== TASK REQUIREMENTS ==
Pull out every line with the word "Matched" from the entries below.

== TASK INPUTS ==

-------

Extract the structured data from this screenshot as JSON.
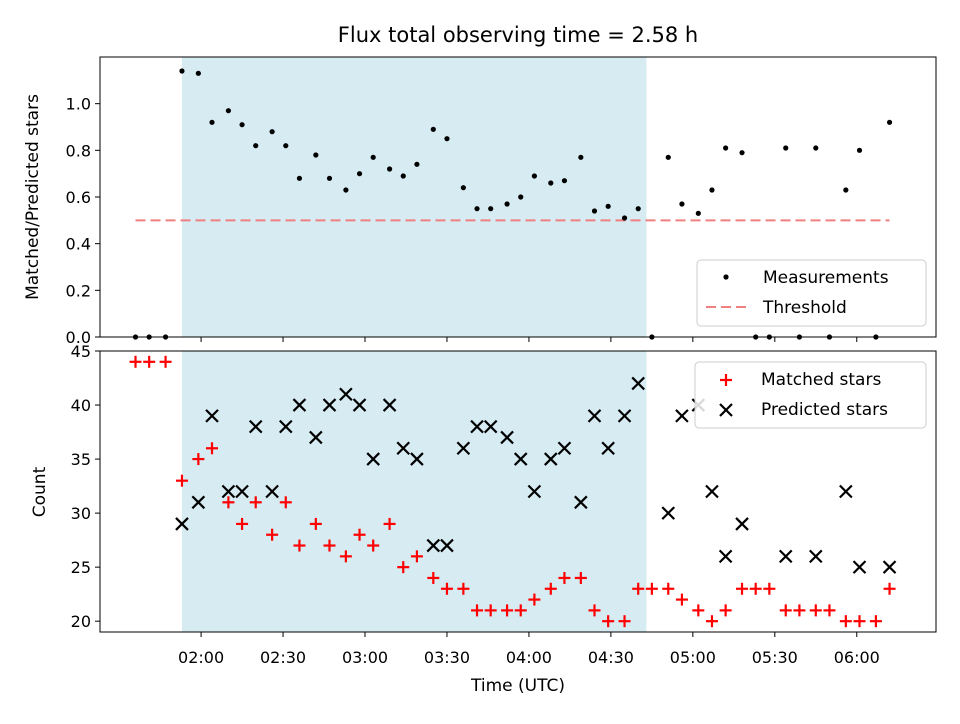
{
  "chart_data": [
    {
      "type": "scatter",
      "title": "Flux total observing time = 2.58 h",
      "ylabel": "Matched/Predicted stars",
      "xlabel": "",
      "ylim": [
        0,
        1.2
      ],
      "yticks": [
        0.0,
        0.2,
        0.4,
        0.6,
        0.8,
        1.0
      ],
      "ytick_labels": [
        "0.0",
        "0.2",
        "0.4",
        "0.6",
        "0.8",
        "1.0"
      ],
      "x_unit": "minutes after 00:00 UTC",
      "xlim": [
        83,
        389
      ],
      "shaded_region": {
        "start": 113,
        "end": 283,
        "color": "#add8e6"
      },
      "threshold": {
        "value": 0.5,
        "x_start": 96,
        "x_end": 372,
        "color": "#f08080"
      },
      "legend": {
        "position": "lower right",
        "entries": [
          {
            "label": "Measurements",
            "marker": "dot",
            "color": "#000000"
          },
          {
            "label": "Threshold",
            "marker": "dashed-line",
            "color": "#f08080"
          }
        ]
      },
      "series": [
        {
          "name": "Measurements",
          "color": "#000000",
          "marker": "dot",
          "points": [
            [
              96,
              0.0
            ],
            [
              101,
              0.0
            ],
            [
              107,
              0.0
            ],
            [
              113,
              1.14
            ],
            [
              119,
              1.13
            ],
            [
              124,
              0.92
            ],
            [
              130,
              0.97
            ],
            [
              135,
              0.91
            ],
            [
              140,
              0.82
            ],
            [
              146,
              0.88
            ],
            [
              151,
              0.82
            ],
            [
              156,
              0.68
            ],
            [
              162,
              0.78
            ],
            [
              167,
              0.68
            ],
            [
              173,
              0.63
            ],
            [
              178,
              0.7
            ],
            [
              183,
              0.77
            ],
            [
              189,
              0.72
            ],
            [
              194,
              0.69
            ],
            [
              199,
              0.74
            ],
            [
              205,
              0.89
            ],
            [
              210,
              0.85
            ],
            [
              216,
              0.64
            ],
            [
              221,
              0.55
            ],
            [
              226,
              0.55
            ],
            [
              232,
              0.57
            ],
            [
              237,
              0.6
            ],
            [
              242,
              0.69
            ],
            [
              248,
              0.66
            ],
            [
              253,
              0.67
            ],
            [
              259,
              0.77
            ],
            [
              264,
              0.54
            ],
            [
              269,
              0.56
            ],
            [
              275,
              0.51
            ],
            [
              280,
              0.55
            ],
            [
              285,
              0.0
            ],
            [
              291,
              0.77
            ],
            [
              296,
              0.57
            ],
            [
              302,
              0.53
            ],
            [
              307,
              0.63
            ],
            [
              312,
              0.81
            ],
            [
              318,
              0.79
            ],
            [
              323,
              0.0
            ],
            [
              328,
              0.0
            ],
            [
              334,
              0.81
            ],
            [
              339,
              0.0
            ],
            [
              345,
              0.81
            ],
            [
              350,
              0.0
            ],
            [
              356,
              0.63
            ],
            [
              361,
              0.8
            ],
            [
              367,
              0.0
            ],
            [
              372,
              0.92
            ]
          ]
        }
      ]
    },
    {
      "type": "scatter",
      "title": "",
      "ylabel": "Count",
      "xlabel": "Time (UTC)",
      "ylim": [
        19,
        45
      ],
      "yticks": [
        20,
        25,
        30,
        35,
        40,
        45
      ],
      "ytick_labels": [
        "20",
        "25",
        "30",
        "35",
        "40",
        "45"
      ],
      "x_unit": "minutes after 00:00 UTC",
      "xlim": [
        83,
        389
      ],
      "xticks": [
        120,
        150,
        180,
        210,
        240,
        270,
        300,
        330,
        360
      ],
      "xtick_labels": [
        "02:00",
        "02:30",
        "03:00",
        "03:30",
        "04:00",
        "04:30",
        "05:00",
        "05:30",
        "06:00"
      ],
      "shaded_region": {
        "start": 113,
        "end": 283,
        "color": "#add8e6"
      },
      "legend": {
        "position": "upper right",
        "entries": [
          {
            "label": "Matched stars",
            "marker": "plus",
            "color": "#ff0000"
          },
          {
            "label": "Predicted stars",
            "marker": "x",
            "color": "#000000"
          }
        ]
      },
      "series": [
        {
          "name": "Matched stars",
          "color": "#ff0000",
          "marker": "plus",
          "points": [
            [
              96,
              44
            ],
            [
              101,
              44
            ],
            [
              107,
              44
            ],
            [
              113,
              33
            ],
            [
              119,
              35
            ],
            [
              124,
              36
            ],
            [
              130,
              31
            ],
            [
              135,
              29
            ],
            [
              140,
              31
            ],
            [
              146,
              28
            ],
            [
              151,
              31
            ],
            [
              156,
              27
            ],
            [
              162,
              29
            ],
            [
              167,
              27
            ],
            [
              173,
              26
            ],
            [
              178,
              28
            ],
            [
              183,
              27
            ],
            [
              189,
              29
            ],
            [
              194,
              25
            ],
            [
              199,
              26
            ],
            [
              205,
              24
            ],
            [
              210,
              23
            ],
            [
              216,
              23
            ],
            [
              221,
              21
            ],
            [
              226,
              21
            ],
            [
              232,
              21
            ],
            [
              237,
              21
            ],
            [
              242,
              22
            ],
            [
              248,
              23
            ],
            [
              253,
              24
            ],
            [
              259,
              24
            ],
            [
              264,
              21
            ],
            [
              269,
              20
            ],
            [
              275,
              20
            ],
            [
              280,
              23
            ],
            [
              285,
              23
            ],
            [
              291,
              23
            ],
            [
              296,
              22
            ],
            [
              302,
              21
            ],
            [
              307,
              20
            ],
            [
              312,
              21
            ],
            [
              318,
              23
            ],
            [
              323,
              23
            ],
            [
              328,
              23
            ],
            [
              334,
              21
            ],
            [
              339,
              21
            ],
            [
              345,
              21
            ],
            [
              350,
              21
            ],
            [
              356,
              20
            ],
            [
              361,
              20
            ],
            [
              367,
              20
            ],
            [
              372,
              23
            ]
          ]
        },
        {
          "name": "Predicted stars",
          "color": "#000000",
          "marker": "x",
          "points": [
            [
              113,
              29
            ],
            [
              119,
              31
            ],
            [
              124,
              39
            ],
            [
              130,
              32
            ],
            [
              135,
              32
            ],
            [
              140,
              38
            ],
            [
              146,
              32
            ],
            [
              151,
              38
            ],
            [
              156,
              40
            ],
            [
              162,
              37
            ],
            [
              167,
              40
            ],
            [
              173,
              41
            ],
            [
              178,
              40
            ],
            [
              183,
              35
            ],
            [
              189,
              40
            ],
            [
              194,
              36
            ],
            [
              199,
              35
            ],
            [
              205,
              27
            ],
            [
              210,
              27
            ],
            [
              216,
              36
            ],
            [
              221,
              38
            ],
            [
              226,
              38
            ],
            [
              232,
              37
            ],
            [
              237,
              35
            ],
            [
              242,
              32
            ],
            [
              248,
              35
            ],
            [
              253,
              36
            ],
            [
              259,
              31
            ],
            [
              264,
              39
            ],
            [
              269,
              36
            ],
            [
              275,
              39
            ],
            [
              280,
              42
            ],
            [
              291,
              30
            ],
            [
              296,
              39
            ],
            [
              302,
              40
            ],
            [
              307,
              32
            ],
            [
              312,
              26
            ],
            [
              318,
              29
            ],
            [
              334,
              26
            ],
            [
              345,
              26
            ],
            [
              356,
              32
            ],
            [
              361,
              25
            ],
            [
              372,
              25
            ]
          ]
        }
      ]
    }
  ]
}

-------

== REPLY ==
      "ylabel": "Matched/Predicted stars",
            "label": "Matched stars",
          "name": "Matched stars",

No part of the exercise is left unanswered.